[WRITTEN EXERCISE] Go through the entries below and pick out every line with "справка".

[PROVIDED RECORDS]
***
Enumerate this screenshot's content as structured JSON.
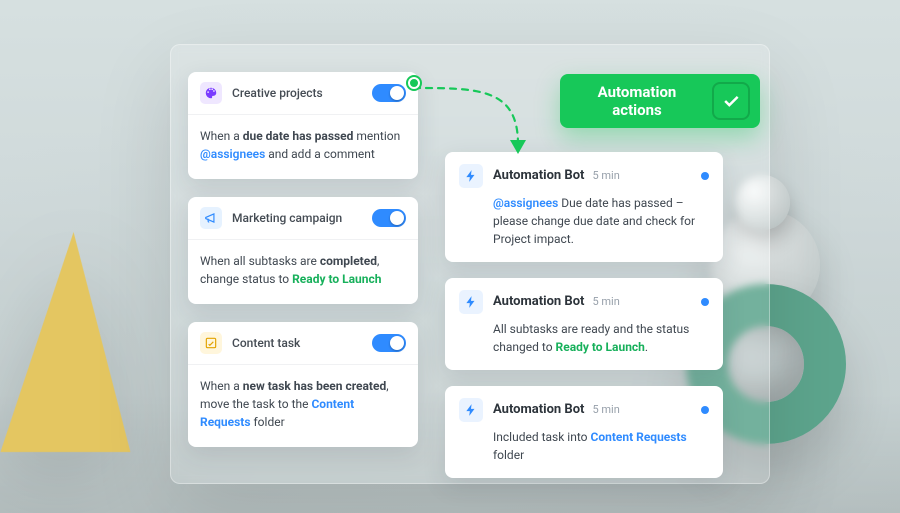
{
  "rules": [
    {
      "icon": "palette-icon",
      "title": "Creative projects",
      "body_pre": "When a ",
      "body_bold": "due date has passed",
      "body_mid": " mention ",
      "mention": "@assignees",
      "body_post": " and add a comment"
    },
    {
      "icon": "megaphone-icon",
      "title": "Marketing campaign",
      "body_pre": "When all subtasks are ",
      "body_bold": "completed",
      "body_mid": ", change status to ",
      "status": "Ready to Launch"
    },
    {
      "icon": "pencil-square-icon",
      "title": "Content task",
      "body_pre": "When a ",
      "body_bold": "new task has been created",
      "body_mid": ", move the task to the ",
      "folder": "Content Requests",
      "body_post": " folder"
    }
  ],
  "actions_chip": {
    "line1": "Automation",
    "line2": "actions"
  },
  "bots": [
    {
      "name": "Automation Bot",
      "time": "5 min",
      "mention": "@assignees",
      "body": " Due date has passed – please change due date and check for Project impact."
    },
    {
      "name": "Automation Bot",
      "time": "5 min",
      "body_pre": "All subtasks are ready and the status changed to ",
      "status": "Ready to Launch",
      "body_post": "."
    },
    {
      "name": "Automation Bot",
      "time": "5 min",
      "body_pre": "Included task into ",
      "folder": "Content Requests",
      "body_post": " folder"
    }
  ]
}
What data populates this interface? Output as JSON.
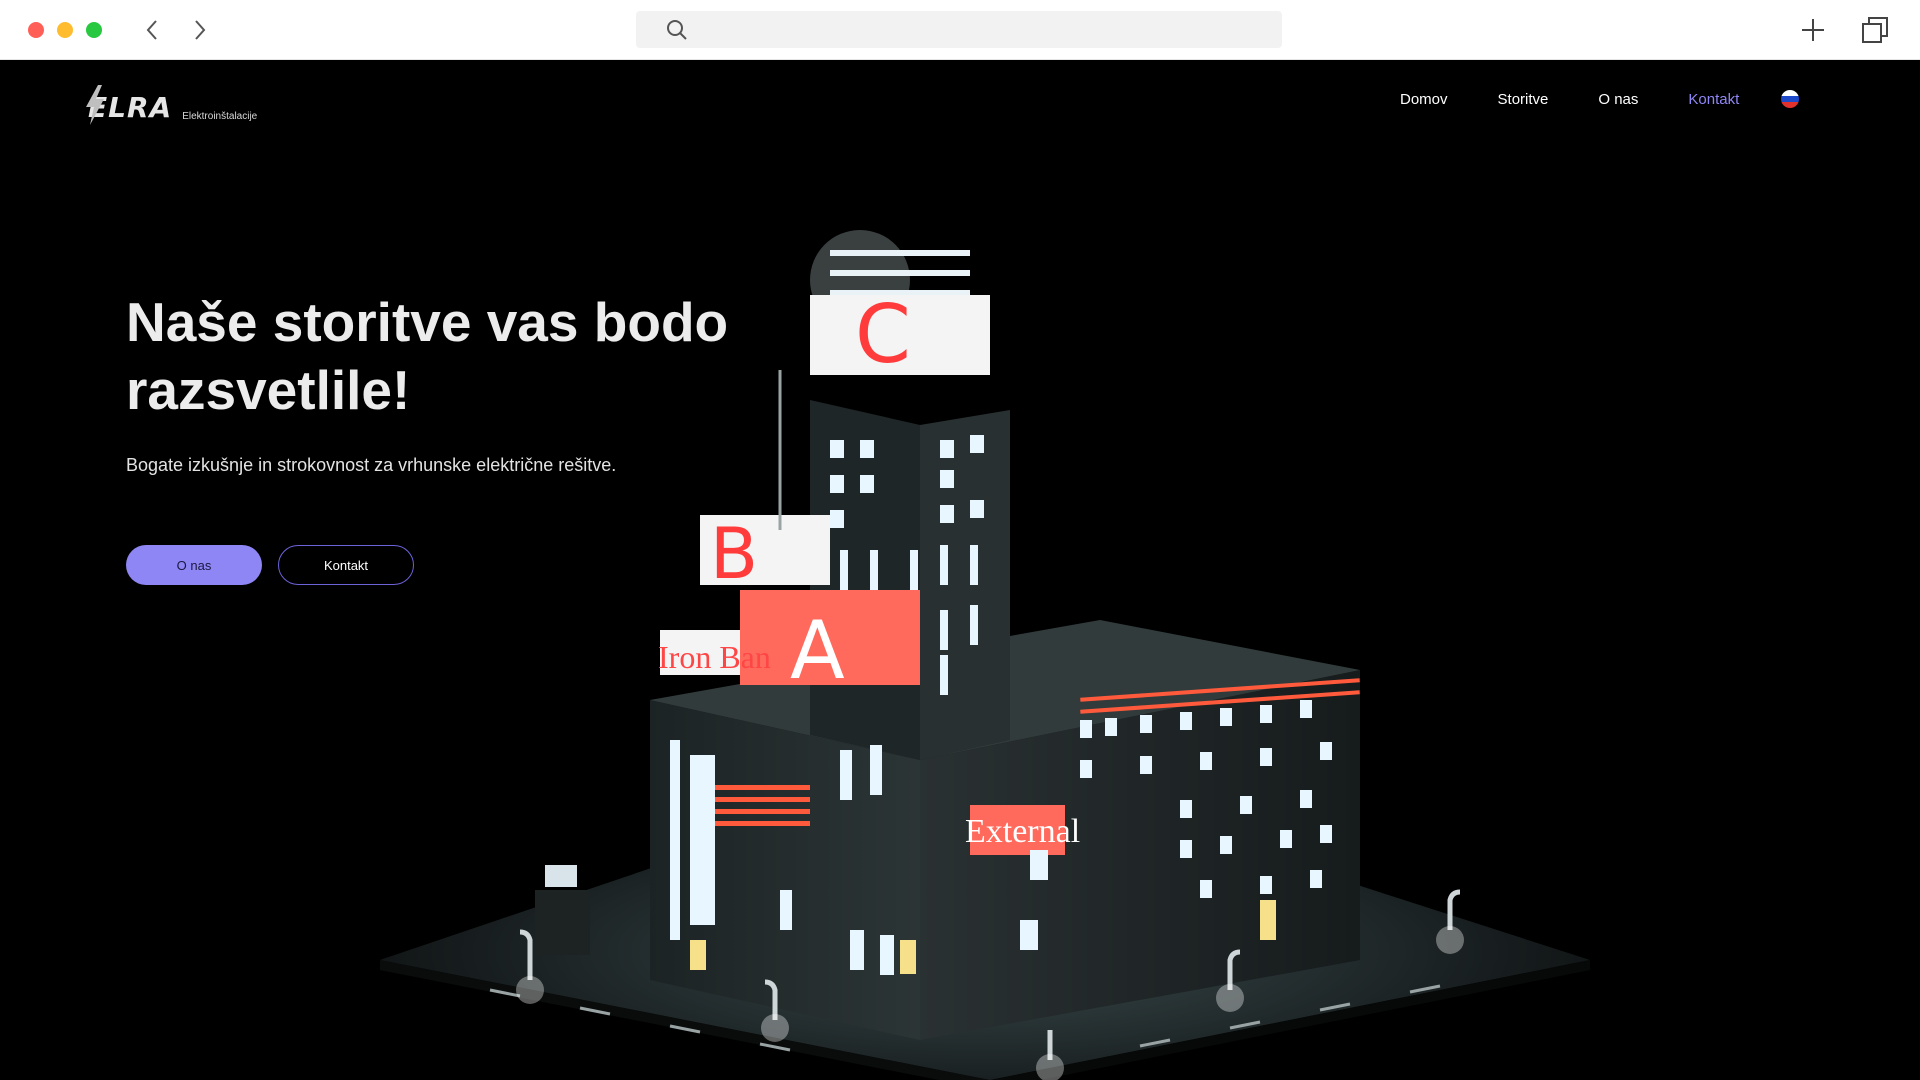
{
  "browser": {
    "url_value": "",
    "icons": [
      "chevron-left-icon",
      "chevron-right-icon",
      "search-icon",
      "plus-icon",
      "tabs-icon"
    ]
  },
  "site": {
    "logo": {
      "mark": "ELRA",
      "subtitle": "Elektroinštalacije"
    },
    "nav": {
      "items": [
        {
          "label": "Domov",
          "active": false
        },
        {
          "label": "Storitve",
          "active": false
        },
        {
          "label": "O nas",
          "active": false
        },
        {
          "label": "Kontakt",
          "active": true
        }
      ],
      "language_icon": "slovenia-flag-icon"
    },
    "hero": {
      "title": "Naše storitve vas bodo razsvetlile!",
      "subtitle": "Bogate izkušnje in strokovnost za vrhunske električne rešitve.",
      "primary_button": "O nas",
      "secondary_button": "Kontakt"
    },
    "illustration": {
      "signs": [
        "C",
        "B",
        "A",
        "Iron Ban",
        "External"
      ]
    }
  },
  "colors": {
    "accent": "#8f86f5",
    "background": "#000000",
    "neon_red": "#ff3b3b",
    "window_glow": "#e8f6ff"
  }
}
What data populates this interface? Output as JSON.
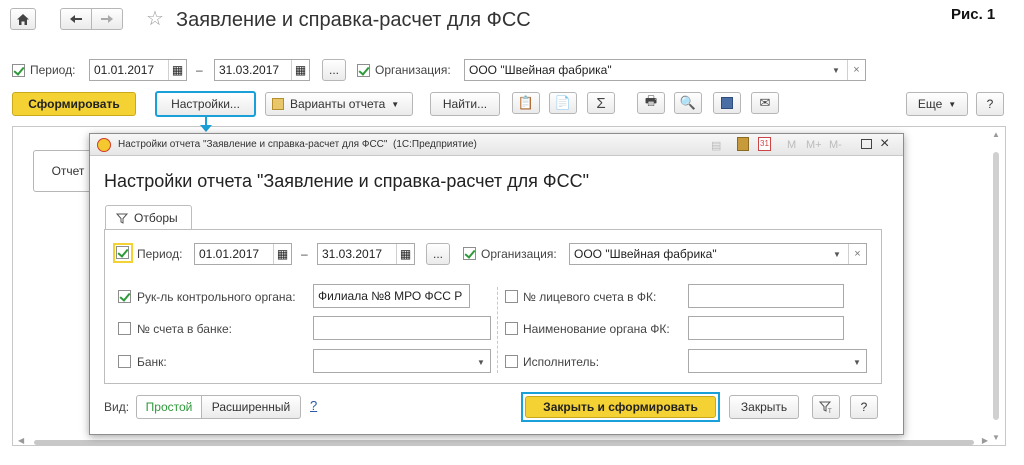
{
  "figure_label": "Рис. 1",
  "main": {
    "title": "Заявление и справка-расчет для ФСС",
    "period_label": "Период:",
    "date_from": "01.01.2017",
    "date_sep": "–",
    "date_to": "31.03.2017",
    "ellipsis": "...",
    "org_label": "Организация:",
    "org_value": "ООО \"Швейная фабрика\"",
    "generate_button": "Сформировать",
    "settings_button": "Настройки...",
    "variants_button": "Варианты отчета",
    "find_button": "Найти...",
    "sum_icon_glyph": "Σ",
    "more_button": "Еще",
    "help_button": "?",
    "report_tab": "Отчет"
  },
  "dialog": {
    "window_title": "Настройки отчета \"Заявление и справка-расчет для ФСС\"  (1С:Предприятие)",
    "title_glyphs": {
      "m": "M",
      "mplus": "M+",
      "mminus": "M-"
    },
    "heading": "Настройки отчета \"Заявление и справка-расчет для ФСС\"",
    "tab_filters": "Отборы",
    "period_label": "Период:",
    "date_from": "01.01.2017",
    "date_sep": "–",
    "date_to": "31.03.2017",
    "ellipsis": "...",
    "org_label": "Организация:",
    "org_value": "ООО \"Швейная фабрика\"",
    "fields": {
      "head_control_label": "Рук-ль контрольного органа:",
      "head_control_value": "Филиала №8 МРО ФСС Р",
      "bank_account_label": "№ счета в банке:",
      "bank_label": "Банк:",
      "personal_account_label": "№ лицевого счета в ФК:",
      "fk_name_label": "Наименование органа ФК:",
      "executor_label": "Исполнитель:"
    },
    "view_label": "Вид:",
    "view_simple": "Простой",
    "view_extended": "Расширенный",
    "help_link": "?",
    "close_generate_button": "Закрыть и сформировать",
    "close_button": "Закрыть",
    "help_button": "?"
  },
  "colors": {
    "accent_yellow": "#f4d234",
    "highlight_blue": "#1aa0d8",
    "check_green": "#2e9a3a",
    "link_blue": "#2a5aa8"
  }
}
***
[TASK OUTPUT]
    "title": "Заявление и справка-расчет для ФСС",
    "window_title": "Настройки отчета \"Заявление и справка-расчет для ФСС\"  (1С:Предприятие)",
    "heading": "Настройки отчета \"Заявление и справка-расчет для ФСС\"",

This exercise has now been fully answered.